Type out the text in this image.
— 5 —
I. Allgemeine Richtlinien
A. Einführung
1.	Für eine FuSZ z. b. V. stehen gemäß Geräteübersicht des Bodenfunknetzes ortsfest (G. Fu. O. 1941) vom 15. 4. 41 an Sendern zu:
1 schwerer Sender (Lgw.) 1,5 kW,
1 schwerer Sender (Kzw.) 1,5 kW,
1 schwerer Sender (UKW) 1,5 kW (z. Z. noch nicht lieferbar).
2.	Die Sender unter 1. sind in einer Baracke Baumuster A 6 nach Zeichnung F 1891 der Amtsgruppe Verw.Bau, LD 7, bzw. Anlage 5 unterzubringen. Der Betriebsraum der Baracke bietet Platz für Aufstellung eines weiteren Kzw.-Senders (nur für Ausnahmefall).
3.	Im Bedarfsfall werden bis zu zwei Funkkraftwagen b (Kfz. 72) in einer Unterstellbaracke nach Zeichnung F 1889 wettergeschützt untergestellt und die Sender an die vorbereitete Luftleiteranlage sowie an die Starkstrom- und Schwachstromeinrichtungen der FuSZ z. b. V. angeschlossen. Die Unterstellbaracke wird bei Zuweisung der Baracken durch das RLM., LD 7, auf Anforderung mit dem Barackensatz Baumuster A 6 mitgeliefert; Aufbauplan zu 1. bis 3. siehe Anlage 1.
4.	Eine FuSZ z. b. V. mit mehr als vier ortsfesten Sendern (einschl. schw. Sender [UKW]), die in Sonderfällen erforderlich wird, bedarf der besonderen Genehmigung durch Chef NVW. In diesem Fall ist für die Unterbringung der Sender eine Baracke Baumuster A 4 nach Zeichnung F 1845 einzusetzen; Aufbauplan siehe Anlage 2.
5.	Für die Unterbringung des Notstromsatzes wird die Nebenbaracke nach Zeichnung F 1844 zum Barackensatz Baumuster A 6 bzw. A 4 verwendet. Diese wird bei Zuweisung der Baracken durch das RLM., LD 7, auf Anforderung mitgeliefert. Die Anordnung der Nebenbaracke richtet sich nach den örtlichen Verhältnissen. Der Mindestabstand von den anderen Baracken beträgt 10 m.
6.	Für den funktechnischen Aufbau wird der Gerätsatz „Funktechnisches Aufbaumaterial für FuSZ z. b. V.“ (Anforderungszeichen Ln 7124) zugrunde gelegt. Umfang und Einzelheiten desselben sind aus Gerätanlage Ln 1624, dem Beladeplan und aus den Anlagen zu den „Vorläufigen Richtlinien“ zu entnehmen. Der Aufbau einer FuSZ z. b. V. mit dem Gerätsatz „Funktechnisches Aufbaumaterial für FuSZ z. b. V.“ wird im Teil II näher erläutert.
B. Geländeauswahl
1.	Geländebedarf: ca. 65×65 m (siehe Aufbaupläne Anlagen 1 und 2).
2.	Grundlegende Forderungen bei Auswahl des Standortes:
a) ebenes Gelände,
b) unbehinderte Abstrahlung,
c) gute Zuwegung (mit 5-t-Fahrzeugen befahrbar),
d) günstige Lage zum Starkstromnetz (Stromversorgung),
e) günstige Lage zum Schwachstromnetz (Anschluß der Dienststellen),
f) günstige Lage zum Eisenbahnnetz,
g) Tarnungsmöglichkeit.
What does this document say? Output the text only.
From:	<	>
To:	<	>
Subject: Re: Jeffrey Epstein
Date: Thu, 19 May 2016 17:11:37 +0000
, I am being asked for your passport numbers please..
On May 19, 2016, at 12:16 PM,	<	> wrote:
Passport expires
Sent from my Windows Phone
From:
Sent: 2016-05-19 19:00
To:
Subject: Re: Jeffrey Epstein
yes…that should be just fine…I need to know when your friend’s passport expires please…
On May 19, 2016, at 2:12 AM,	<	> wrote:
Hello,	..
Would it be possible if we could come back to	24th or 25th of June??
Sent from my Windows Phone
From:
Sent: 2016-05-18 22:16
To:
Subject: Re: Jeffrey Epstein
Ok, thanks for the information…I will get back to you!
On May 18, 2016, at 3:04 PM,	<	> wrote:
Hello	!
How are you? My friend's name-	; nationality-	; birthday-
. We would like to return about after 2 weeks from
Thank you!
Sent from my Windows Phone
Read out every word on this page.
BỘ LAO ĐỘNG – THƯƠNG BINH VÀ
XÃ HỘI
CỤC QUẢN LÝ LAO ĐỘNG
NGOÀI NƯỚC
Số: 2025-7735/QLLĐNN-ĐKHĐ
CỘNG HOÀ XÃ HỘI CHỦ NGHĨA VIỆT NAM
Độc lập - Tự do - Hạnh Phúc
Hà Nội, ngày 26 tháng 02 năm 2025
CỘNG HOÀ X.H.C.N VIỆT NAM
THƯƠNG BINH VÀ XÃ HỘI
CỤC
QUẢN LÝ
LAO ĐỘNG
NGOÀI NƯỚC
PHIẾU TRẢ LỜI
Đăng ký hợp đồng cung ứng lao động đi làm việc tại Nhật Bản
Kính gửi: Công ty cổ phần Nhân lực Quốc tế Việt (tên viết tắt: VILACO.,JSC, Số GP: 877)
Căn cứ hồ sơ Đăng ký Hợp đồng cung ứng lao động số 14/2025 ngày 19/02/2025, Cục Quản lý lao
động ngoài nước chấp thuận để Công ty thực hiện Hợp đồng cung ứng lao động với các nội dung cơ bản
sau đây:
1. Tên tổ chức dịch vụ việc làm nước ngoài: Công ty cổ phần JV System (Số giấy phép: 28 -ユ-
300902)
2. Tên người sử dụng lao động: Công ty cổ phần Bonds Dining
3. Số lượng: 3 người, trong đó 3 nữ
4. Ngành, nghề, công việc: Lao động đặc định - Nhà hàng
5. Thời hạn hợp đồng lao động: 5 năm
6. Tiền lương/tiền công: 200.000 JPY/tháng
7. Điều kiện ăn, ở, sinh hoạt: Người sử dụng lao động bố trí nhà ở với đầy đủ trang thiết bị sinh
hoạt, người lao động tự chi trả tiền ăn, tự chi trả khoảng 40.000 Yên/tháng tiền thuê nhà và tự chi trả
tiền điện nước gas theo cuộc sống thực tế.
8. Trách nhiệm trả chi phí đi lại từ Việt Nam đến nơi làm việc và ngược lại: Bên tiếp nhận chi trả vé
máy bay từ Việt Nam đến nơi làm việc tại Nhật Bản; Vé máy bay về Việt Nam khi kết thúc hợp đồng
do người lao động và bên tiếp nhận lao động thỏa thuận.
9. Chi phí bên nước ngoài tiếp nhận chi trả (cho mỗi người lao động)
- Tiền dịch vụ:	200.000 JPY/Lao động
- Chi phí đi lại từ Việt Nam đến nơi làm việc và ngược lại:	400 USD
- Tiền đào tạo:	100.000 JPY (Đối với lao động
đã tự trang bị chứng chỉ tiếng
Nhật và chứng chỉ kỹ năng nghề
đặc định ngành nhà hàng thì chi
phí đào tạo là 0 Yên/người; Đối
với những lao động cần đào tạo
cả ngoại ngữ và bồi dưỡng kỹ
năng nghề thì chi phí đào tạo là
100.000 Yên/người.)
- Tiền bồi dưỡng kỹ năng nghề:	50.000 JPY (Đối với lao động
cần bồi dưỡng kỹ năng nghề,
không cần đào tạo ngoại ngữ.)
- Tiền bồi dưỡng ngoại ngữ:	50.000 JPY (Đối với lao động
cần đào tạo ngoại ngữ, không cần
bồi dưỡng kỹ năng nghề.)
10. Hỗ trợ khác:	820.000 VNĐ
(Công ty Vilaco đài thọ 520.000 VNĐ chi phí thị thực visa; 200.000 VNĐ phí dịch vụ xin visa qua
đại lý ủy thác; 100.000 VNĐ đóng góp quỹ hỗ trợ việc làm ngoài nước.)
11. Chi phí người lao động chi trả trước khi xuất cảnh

The exercise - Write the data back out verbatim.

Output below -
Type out the text in this image.
— 5 —
I. Allgemeine Richtlinien
A. Einführung
1.	Für eine FuSZ z. b. V. stehen gemäß Geräteübersicht des Bodenfunknetzes ortsfest (G. Fu. O. 1941) vom 15. 4. 41 an Sendern zu:
1 schwerer Sender (Lgw.) 1,5 kW,
1 schwerer Sender (Kzw.) 1,5 kW,
1 schwerer Sender (UKW) 1,5 kW (z. Z. noch nicht lieferbar).
2.	Die Sender unter 1. sind in einer Baracke Baumuster A 6 nach Zeichnung F 1891 der Amtsgruppe Verw.Bau, LD 7, bzw. Anlage 5 unterzubringen. Der Betriebsraum der Baracke bietet Platz für Aufstellung eines weiteren Kzw.-Senders (nur für Ausnahmefall).
3.	Im Bedarfsfall werden bis zu zwei Funkkraftwagen b (Kfz. 72) in einer Unterstellbaracke nach Zeichnung F 1889 wettergeschützt untergestellt und die Sender an die vorbereitete Luftleiteranlage sowie an die Starkstrom- und Schwachstromeinrichtungen der FuSZ z. b. V. angeschlossen. Die Unterstellbaracke wird bei Zuweisung der Baracken durch das RLM., LD 7, auf Anforderung mit dem Barackensatz Baumuster A 6 mitgeliefert; Aufbauplan zu 1. bis 3. siehe Anlage 1.
4.	Eine FuSZ z. b. V. mit mehr als vier ortsfesten Sendern (einschl. schw. Sender [UKW]), die in Sonderfällen erforderlich wird, bedarf der besonderen Genehmigung durch Chef NVW. In diesem Fall ist für die Unterbringung der Sender eine Baracke Baumuster A 4 nach Zeichnung F 1845 einzusetzen; Aufbauplan siehe Anlage 2.
5.	Für die Unterbringung des Notstromsatzes wird die Nebenbaracke nach Zeichnung F 1844 zum Barackensatz Baumuster A 6 bzw. A 4 verwendet. Diese wird bei Zuweisung der Baracken durch das RLM., LD 7, auf Anforderung mitgeliefert. Die Anordnung der Nebenbaracke richtet sich nach den örtlichen Verhältnissen. Der Mindestabstand von den anderen Baracken beträgt 10 m.
6.	Für den funktechnischen Aufbau wird der Gerätsatz „Funktechnisches Aufbaumaterial für FuSZ z. b. V.“ (Anforderungszeichen Ln 7124) zugrunde gelegt. Umfang und Einzelheiten desselben sind aus Gerätanlage Ln 1624, dem Beladeplan und aus den Anlagen zu den „Vorläufigen Richtlinien“ zu entnehmen. Der Aufbau einer FuSZ z. b. V. mit dem Gerätsatz „Funktechnisches Aufbaumaterial für FuSZ z. b. V.“ wird im Teil II näher erläutert.
B. Geländeauswahl
1.	Geländebedarf: ca. 65×65 m (siehe Aufbaupläne Anlagen 1 und 2).
2.	Grundlegende Forderungen bei Auswahl des Standortes:
a) ebenes Gelände,
b) unbehinderte Abstrahlung,
c) gute Zuwegung (mit 5-t-Fahrzeugen befahrbar),
d) günstige Lage zum Starkstromnetz (Stromversorgung),
e) günstige Lage zum Schwachstromnetz (Anschluß der Dienststellen),
f) günstige Lage zum Eisenbahnnetz,
g) Tarnungsmöglichkeit.
What does this document say? Output the text only.
From:	<	>
To:	<	>
Subject: Re: Jeffrey Epstein
Date: Thu, 19 May 2016 17:11:37 +0000
, I am being asked for your passport numbers please..
On May 19, 2016, at 12:16 PM,	<	> wrote:
Passport expires
Sent from my Windows Phone
From:
Sent: 2016-05-19 19:00
To:
Subject: Re: Jeffrey Epstein
yes…that should be just fine…I need to know when your friend’s passport expires please…
On May 19, 2016, at 2:12 AM,	<	> wrote:
Hello,	..
Would it be possible if we could come back to	24th or 25th of June??
Sent from my Windows Phone
From:
Sent: 2016-05-18 22:16
To:
Subject: Re: Jeffrey Epstein
Ok, thanks for the information…I will get back to you!
On May 18, 2016, at 3:04 PM,	<	> wrote:
Hello	!
How are you? My friend's name-	; nationality-	; birthday-
. We would like to return about after 2 weeks from
Thank you!
Sent from my Windows Phone
Read out every word on this page.
BỘ LAO ĐỘNG – THƯƠNG BINH VÀ
XÃ HỘI
CỤC QUẢN LÝ LAO ĐỘNG
NGOÀI NƯỚC
Số: 2025-7735/QLLĐNN-ĐKHĐ
CỘNG HOÀ XÃ HỘI CHỦ NGHĨA VIỆT NAM
Độc lập - Tự do - Hạnh Phúc
Hà Nội, ngày 26 tháng 02 năm 2025
CỘNG HOÀ X.H.C.N VIỆT NAM
THƯƠNG BINH VÀ XÃ HỘI
CỤC
QUẢN LÝ
LAO ĐỘNG
NGOÀI NƯỚC
PHIẾU TRẢ LỜI
Đăng ký hợp đồng cung ứng lao động đi làm việc tại Nhật Bản
Kính gửi: Công ty cổ phần Nhân lực Quốc tế Việt (tên viết tắt: VILACO.,JSC, Số GP: 877)
Căn cứ hồ sơ Đăng ký Hợp đồng cung ứng lao động số 14/2025 ngày 19/02/2025, Cục Quản lý lao
động ngoài nước chấp thuận để Công ty thực hiện Hợp đồng cung ứng lao động với các nội dung cơ bản
sau đây:
1. Tên tổ chức dịch vụ việc làm nước ngoài: Công ty cổ phần JV System (Số giấy phép: 28 -ユ-
300902)
2. Tên người sử dụng lao động: Công ty cổ phần Bonds Dining
3. Số lượng: 3 người, trong đó 3 nữ
4. Ngành, nghề, công việc: Lao động đặc định - Nhà hàng
5. Thời hạn hợp đồng lao động: 5 năm
6. Tiền lương/tiền công: 200.000 JPY/tháng
7. Điều kiện ăn, ở, sinh hoạt: Người sử dụng lao động bố trí nhà ở với đầy đủ trang thiết bị sinh
hoạt, người lao động tự chi trả tiền ăn, tự chi trả khoảng 40.000 Yên/tháng tiền thuê nhà và tự chi trả
tiền điện nước gas theo cuộc sống thực tế.
8. Trách nhiệm trả chi phí đi lại từ Việt Nam đến nơi làm việc và ngược lại: Bên tiếp nhận chi trả vé
máy bay từ Việt Nam đến nơi làm việc tại Nhật Bản; Vé máy bay về Việt Nam khi kết thúc hợp đồng
do người lao động và bên tiếp nhận lao động thỏa thuận.
9. Chi phí bên nước ngoài tiếp nhận chi trả (cho mỗi người lao động)
- Tiền dịch vụ:	200.000 JPY/Lao động
- Chi phí đi lại từ Việt Nam đến nơi làm việc và ngược lại:	400 USD
- Tiền đào tạo:	100.000 JPY (Đối với lao động
đã tự trang bị chứng chỉ tiếng
Nhật và chứng chỉ kỹ năng nghề
đặc định ngành nhà hàng thì chi
phí đào tạo là 0 Yên/người; Đối
với những lao động cần đào tạo
cả ngoại ngữ và bồi dưỡng kỹ
năng nghề thì chi phí đào tạo là
100.000 Yên/người.)
- Tiền bồi dưỡng kỹ năng nghề:	50.000 JPY (Đối với lao động
cần bồi dưỡng kỹ năng nghề,
không cần đào tạo ngoại ngữ.)
- Tiền bồi dưỡng ngoại ngữ:	50.000 JPY (Đối với lao động
cần đào tạo ngoại ngữ, không cần
bồi dưỡng kỹ năng nghề.)
10. Hỗ trợ khác:	820.000 VNĐ
(Công ty Vilaco đài thọ 520.000 VNĐ chi phí thị thực visa; 200.000 VNĐ phí dịch vụ xin visa qua
đại lý ủy thác; 100.000 VNĐ đóng góp quỹ hỗ trợ việc làm ngoài nước.)
11. Chi phí người lao động chi trả trước khi xuất cảnh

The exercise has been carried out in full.